Referring now also to Figure 9 the integrated circuit includes a series arrangement of a charge subtraction circuit 34 comprising four transistors 25, 27, 29, 31 and a photodiode 33 connected across the outputs of the rectifier 19 i.e. the voltage rails Vdd, Vss. The photodiode 33 is aranged such that it is responsive to light emitted by the lamp 1, a suitable viewing window being provided adjacent the photodiode within the unit containing the circuitry contained within the box 24. A J-K flip-flop 35 is connected via a Schmitt trigger circuit 37 to the node between the photodiode 33 and transistor arrangement 25, 27, 29, 31. The flip-flop 35 has outputs Q and Q which are arranged to address the gates of the four transistors 25, 27, 29, 31, the flip-flop 35 being clocked by a system clock 38. The four FETs 25, 27, 29, 31 thus switch small capacitors 39, 41 between the photodiode 33 and the ground rail Vss alternately. Every time Q and Q change, this being dependent on the value of the JK inputs to the flip-flop 35 one of the capacitors 39 or 41 is discharged to ground and the other capacitor 41 or 39 is charged up to the voltage of the photodiode 33. This then enables the discharge of the photodiode 33 towards ground by a known amount which depends on the relative capacitance of the small capacitor 41 or 39 and the photodiode 33. Light from the lamp 1 falling on the photodiode 33 results in a photo current which charges the photodiode 33 away from ground. When the photodiode voltage exceeds the threshold of the Schmitt trigger circuit 37, the JK inputs to the flip-flop 35 go high, thereby causing Q and Q to change on the next clock pulse edge. This in turn causes the grounded capacitor 39 or 41 to be connected to the photodiode 33 thus bringing the photodiode voltage back below the Schmitt threshold. As a result of this the output of the flip-flop 35 alternates at a frequency which is directly proportional to the intensity of the light falling on the photodiode 33. Thus a counter (not shown) connected to the integrated circuit 23 would display a count proportional to the light falling on the photodiode 33 integrated over a chosen counting period. A voltage derived from the flicker component in the output of the flip-flop 35 is used to control the conductance of the FET 21 to thereby reduce the 50 Hz flicker in the lamp 1.

[0020] Referring now to Figures 10, 11 and 12 in order to detect the flicker component in the repetitive waveform of the supply in the frequency output of the flip-flop 35 the waveform is multiplied by a sinusoidal function of the same frequency and phase as the supply waveform and the result integrated over the repetition period i.e. Fourier analysed. The ideal multiplication waveform is the sine wave shown in Figure 10. This may however be replaced by the approximation of the square wave shown in Figure 11. Thus the frequency count over one half of the supply cycle will be subtracted from the frequency count over the other half to give a flicker component. The disadvantage of such an arrangement however is the spurious response at odd harmonica of the supply frequency, for example 150 Hz and 250 Hz flicker might be responded to, the circuit thus generating a spurious 50 Hz pulse. In such an event waveforms of the type shown in Figure 12 may be used. This may be readily implemented by using a divide by two circuit to halve the frequency output of the flip flop 35 at selected times within the supply waveform cycle. For example, if over half a cycle the times allocated for multiplications of 1/2, 1 and then 1/2 are in the ratio 1:1:1, the spurious 150 Hz response will be reduced to zero. If however these times are in the ratio 1:2:1, both the 150 Hz and 250 Hz responses will be reduced by a factor of about 6. As, however, symmetric lamps will have flicker at only even harmonics of the supply frequency this is unlikely to be a major problem.

→ ITEMS
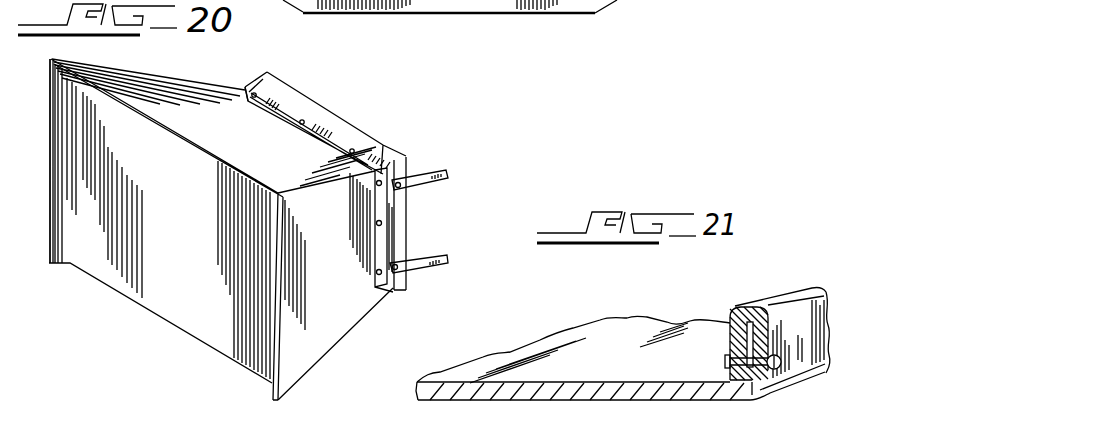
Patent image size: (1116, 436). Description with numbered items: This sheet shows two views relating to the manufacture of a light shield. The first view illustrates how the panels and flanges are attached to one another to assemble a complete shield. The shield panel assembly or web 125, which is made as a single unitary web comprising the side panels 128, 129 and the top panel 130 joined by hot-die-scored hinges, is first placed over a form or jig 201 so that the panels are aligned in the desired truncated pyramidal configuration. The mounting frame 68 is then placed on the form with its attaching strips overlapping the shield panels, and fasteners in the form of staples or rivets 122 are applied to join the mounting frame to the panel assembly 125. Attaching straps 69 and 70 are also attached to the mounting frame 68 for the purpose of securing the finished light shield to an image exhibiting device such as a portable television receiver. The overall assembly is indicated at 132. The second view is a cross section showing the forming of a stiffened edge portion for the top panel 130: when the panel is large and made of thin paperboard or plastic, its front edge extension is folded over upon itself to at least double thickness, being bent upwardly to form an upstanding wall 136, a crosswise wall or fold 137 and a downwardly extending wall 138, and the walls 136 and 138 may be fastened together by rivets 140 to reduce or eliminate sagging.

In FIG. 20, the mounting frame 68 is at (358, 134).
In FIG. 20, the attaching strap 69 is at (448, 176).
In FIG. 20, the attaching strap 70 is at (448, 262).
In FIG. 20, the staples or rivets 122 is at (383, 223).
In FIG. 20, the panel assembly 125 is at (338, 341).
In FIG. 20, the side panel 128 is at (62, 165).
In FIG. 20, the side panel 129 is at (350, 251).
In FIG. 20, the top panel 130 is at (268, 146).
In FIG. 21, the top panel 130 is at (642, 388).
In FIG. 20, the holder assembly 132 is at (219, 77).
In FIG. 21, the upstanding wall 136 is at (797, 373).
In FIG. 21, the crosswise wall or fold 137 is at (788, 297).
In FIG. 21, the downwardly extending wall 138 is at (737, 343).
In FIG. 21, the rivets 140 is at (781, 358).
In FIG. 20, the form or jig 201 is at (227, 336).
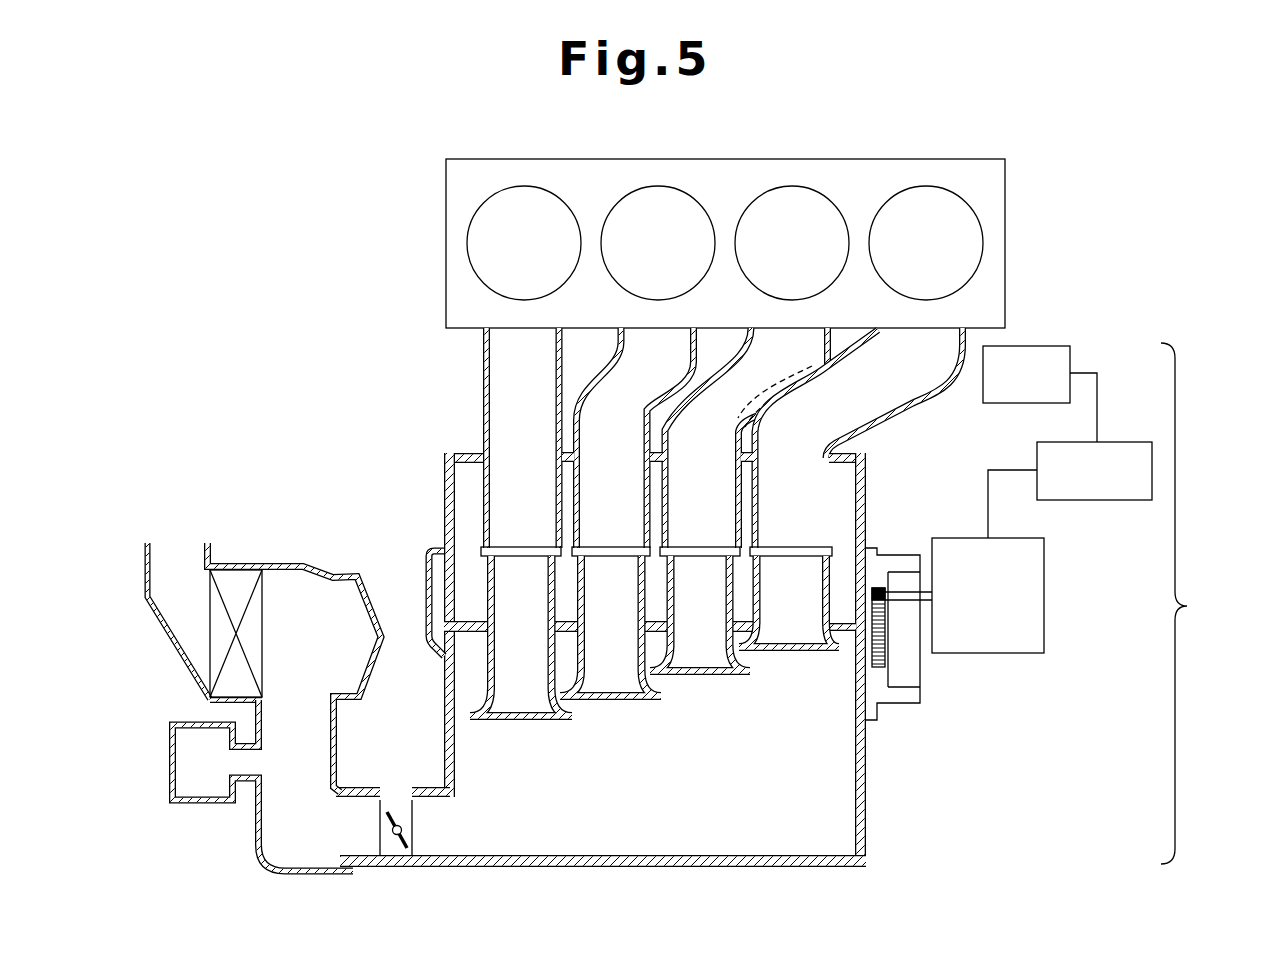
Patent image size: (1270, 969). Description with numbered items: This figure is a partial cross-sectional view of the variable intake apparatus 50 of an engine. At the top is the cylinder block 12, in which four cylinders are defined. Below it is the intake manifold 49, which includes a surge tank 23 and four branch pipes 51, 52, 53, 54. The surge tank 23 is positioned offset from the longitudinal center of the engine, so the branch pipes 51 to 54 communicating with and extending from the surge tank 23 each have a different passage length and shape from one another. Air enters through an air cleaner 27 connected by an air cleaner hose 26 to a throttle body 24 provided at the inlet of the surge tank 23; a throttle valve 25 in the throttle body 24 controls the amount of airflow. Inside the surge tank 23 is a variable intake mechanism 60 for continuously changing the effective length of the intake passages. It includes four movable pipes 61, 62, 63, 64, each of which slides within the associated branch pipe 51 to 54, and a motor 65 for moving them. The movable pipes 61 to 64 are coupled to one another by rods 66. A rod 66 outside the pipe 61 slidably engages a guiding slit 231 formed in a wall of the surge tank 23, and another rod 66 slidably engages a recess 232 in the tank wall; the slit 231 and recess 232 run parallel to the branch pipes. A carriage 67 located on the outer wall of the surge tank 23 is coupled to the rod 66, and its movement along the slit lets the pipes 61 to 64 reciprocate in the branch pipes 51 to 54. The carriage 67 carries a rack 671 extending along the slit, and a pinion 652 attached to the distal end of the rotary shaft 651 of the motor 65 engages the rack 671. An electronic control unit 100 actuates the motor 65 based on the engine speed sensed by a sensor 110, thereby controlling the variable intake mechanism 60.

The cylinder block 12 is at (948, 158).
The surge tank 23 is at (718, 868).
The guiding slit 231 is at (455, 570).
The recess 232 is at (855, 634).
The throttle body 24 is at (392, 871).
The throttle valve 25 is at (409, 837).
The air cleaner hose 26 is at (263, 815).
The air cleaner 27 is at (263, 628).
The intake manifold 49 is at (870, 465).
The variable intake apparatus 50 is at (1246, 625).
The branch pipe 51 is at (490, 370).
The branch pipe 52 is at (593, 370).
The branch pipe 53 is at (700, 382).
The branch pipe 54 is at (848, 357).
The variable intake mechanism 60 is at (694, 726).
The movable pipe 61 is at (497, 590).
The movable pipe 62 is at (585, 590).
The movable pipe 63 is at (673, 590).
The movable pipe 64 is at (764, 590).
The motor 65 is at (1032, 573).
The rotary shaft 651 is at (910, 598).
The pinion 652 is at (876, 577).
The rod 66 is at (468, 633).
The carriage 67 is at (905, 698).
The rack 671 is at (883, 658).
The electronic control unit 100 is at (1150, 418).
The sensor 110 is at (1050, 342).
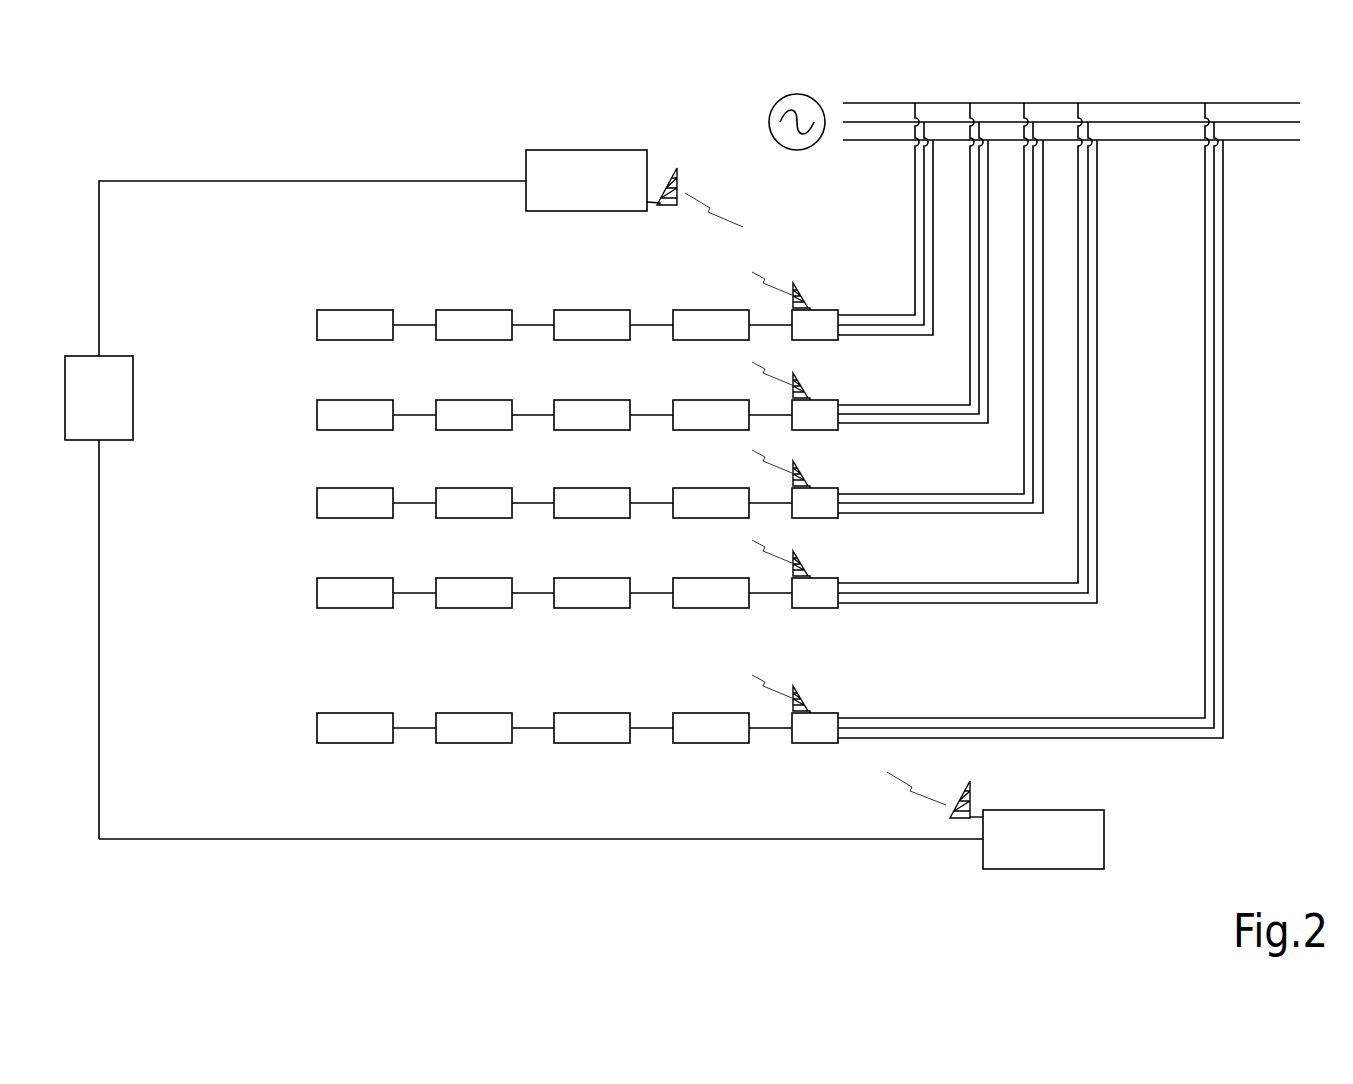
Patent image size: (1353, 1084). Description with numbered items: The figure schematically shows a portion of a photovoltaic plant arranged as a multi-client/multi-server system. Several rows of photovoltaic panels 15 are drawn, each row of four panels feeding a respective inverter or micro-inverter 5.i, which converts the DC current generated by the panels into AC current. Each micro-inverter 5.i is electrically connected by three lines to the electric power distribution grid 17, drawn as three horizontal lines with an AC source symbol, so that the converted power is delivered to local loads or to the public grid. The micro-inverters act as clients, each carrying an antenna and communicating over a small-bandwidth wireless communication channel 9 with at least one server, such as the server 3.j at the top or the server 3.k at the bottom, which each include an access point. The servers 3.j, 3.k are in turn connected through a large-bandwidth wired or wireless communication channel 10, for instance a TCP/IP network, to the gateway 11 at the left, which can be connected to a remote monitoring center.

The electric power distribution grid 17 is at (1265, 94).
The server 3.j is at (583, 157).
The server 3.k is at (1038, 851).
The communication channel 9 is at (757, 257).
The gateway 11 is at (123, 389).
The communication channel 10 is at (418, 839).
The photovoltaic panel 15 is at (554, 504).
The micro-inverter 5.i is at (826, 318).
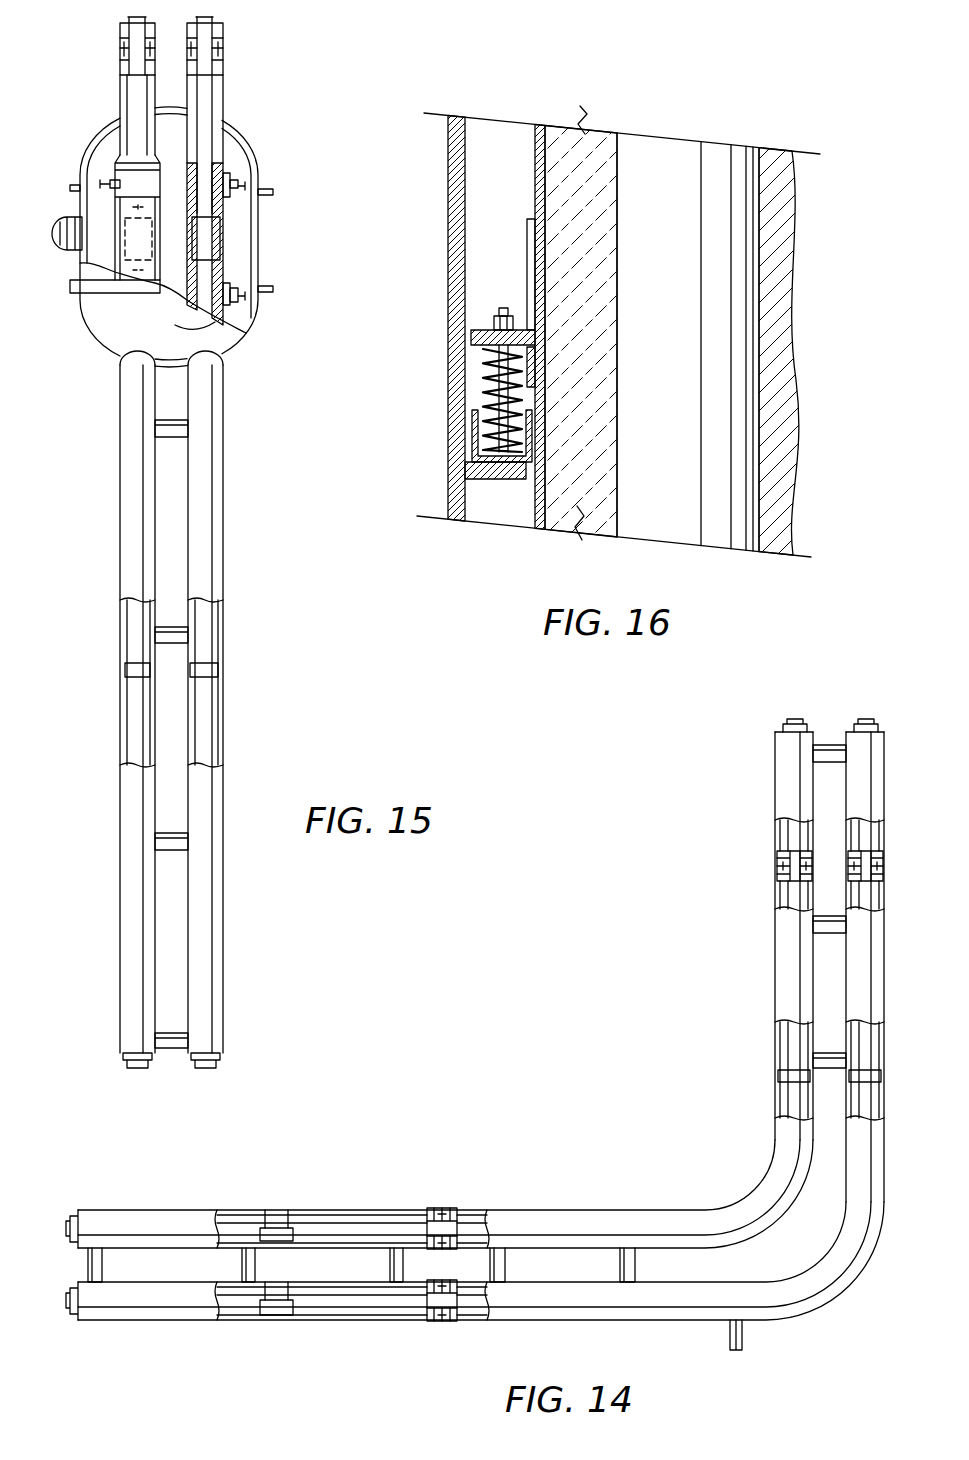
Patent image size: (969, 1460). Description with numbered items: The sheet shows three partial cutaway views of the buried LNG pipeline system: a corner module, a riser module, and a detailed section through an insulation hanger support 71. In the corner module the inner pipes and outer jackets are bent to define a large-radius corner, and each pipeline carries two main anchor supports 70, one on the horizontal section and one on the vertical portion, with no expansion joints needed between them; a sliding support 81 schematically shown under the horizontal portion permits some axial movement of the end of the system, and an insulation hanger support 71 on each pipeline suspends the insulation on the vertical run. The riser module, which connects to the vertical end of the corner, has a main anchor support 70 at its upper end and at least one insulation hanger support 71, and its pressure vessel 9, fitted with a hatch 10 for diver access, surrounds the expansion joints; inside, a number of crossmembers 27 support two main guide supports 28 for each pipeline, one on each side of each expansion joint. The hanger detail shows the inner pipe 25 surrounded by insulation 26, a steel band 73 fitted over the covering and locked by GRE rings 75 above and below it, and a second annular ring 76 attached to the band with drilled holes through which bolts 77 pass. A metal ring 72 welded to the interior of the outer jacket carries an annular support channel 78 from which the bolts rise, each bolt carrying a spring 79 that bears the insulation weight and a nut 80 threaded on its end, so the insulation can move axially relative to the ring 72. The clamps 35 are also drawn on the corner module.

In FIG. 15, the pressure vessel 9 is at (240, 140).
In FIG. 15, the hatch 10 is at (55, 225).
In FIG. 16, the inner pipe 25 is at (660, 352).
In FIG. 16, the insulation 26 is at (600, 250).
In FIG. 15, the crossmembers 27 is at (100, 184).
In FIG. 15, the main guide supports 28 is at (110, 180).
In FIG. 14, the clamp 35 is at (280, 1228).
In FIG. 15, the main anchor support 70 is at (118, 50).
In FIG. 14, the main anchor support 70 is at (777, 860).
In FIG. 15, the insulation hanger support 71 is at (125, 670).
In FIG. 14, the insulation hanger support 71 is at (778, 1074).
In FIG. 16, the metal ring 72 is at (485, 480).
In FIG. 16, the steel band 73 is at (527, 240).
In FIG. 16, the GRE rings 75 is at (535, 160).
In FIG. 16, the second annular ring 76 is at (471, 338).
In FIG. 16, the bolts 77 is at (503, 308).
In FIG. 16, the annular support channel 78 is at (472, 430).
In FIG. 16, the spring 79 is at (483, 392).
In FIG. 16, the nut 80 is at (494, 322).
In FIG. 14, the sliding support 81 is at (742, 1342).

→ REQUIRED WORK
Extend the passage on the circuit for reducing lamp flicker with new text that picks up right after its last sentence.

→ ANSWER FOR THIS EXERCISE
[0021] It will be appreciated that whilst the rate of change of the output of the flip-flop 35 will vary as the detected light intensity, this frequency output cannot be greater than the frequency of the system clock 38.

[0022] Thus the clock rate of the flip-flop 35 is determined by the necessity to measure flicker accurately. It is found however that the system clock rate can be kept down to around 1 MHz. Such a clock rate will allow a light count of a few thousand over a quarter of a mains cycle and will minimise the power consumption of the integrated circuit 23. In order to further reduce the necessary clock rate additional photodiodes (not shown) may be connected in parallel with the photodiode 33. Alternatively different values of small capacitors 39, 41 may be switched in. In order to accommodate a wide range of conditions such as widely different lamps, different light mountings or dirt on the sensing window to the photodiode it would be advantageous if this could be performed automatically dependent on the light count using an appropriate feedback circuit.

[0023] It will be appreciated that some means must be provided for enabling light from the lamp to fall on the light sensing means. This does not necessarily mean however, that a direct window between the lamp and the light sensing means will be necessary. One alternative which avoids the problem of the chip exposure to ultra violet radiation and heat radiation is to use a transparent fluorescent fibre to connect the lamp to the light sensing means. Most of the length of the fibre will be exposed to the lamp light causing it to fluoresce. The resultant light will be transinitted down the fibre, one end of which is coupled to the light detection means. This arrangement would be particularly convenient for sensing light from an extended source such as a compact fluorescent tube.

[0024] It will be appreciated that whilst in the particular circuits described herebefore the lamp is a high pressure discharge lamp, the invention is applicable to other types of gas discharge lamps as long as the flicker is not spacially variant over the lamp, or, where there is some spatial variation in flicker, if light from the part of the lamp giving rise to a different flicker component can be shielded from the light sensing means.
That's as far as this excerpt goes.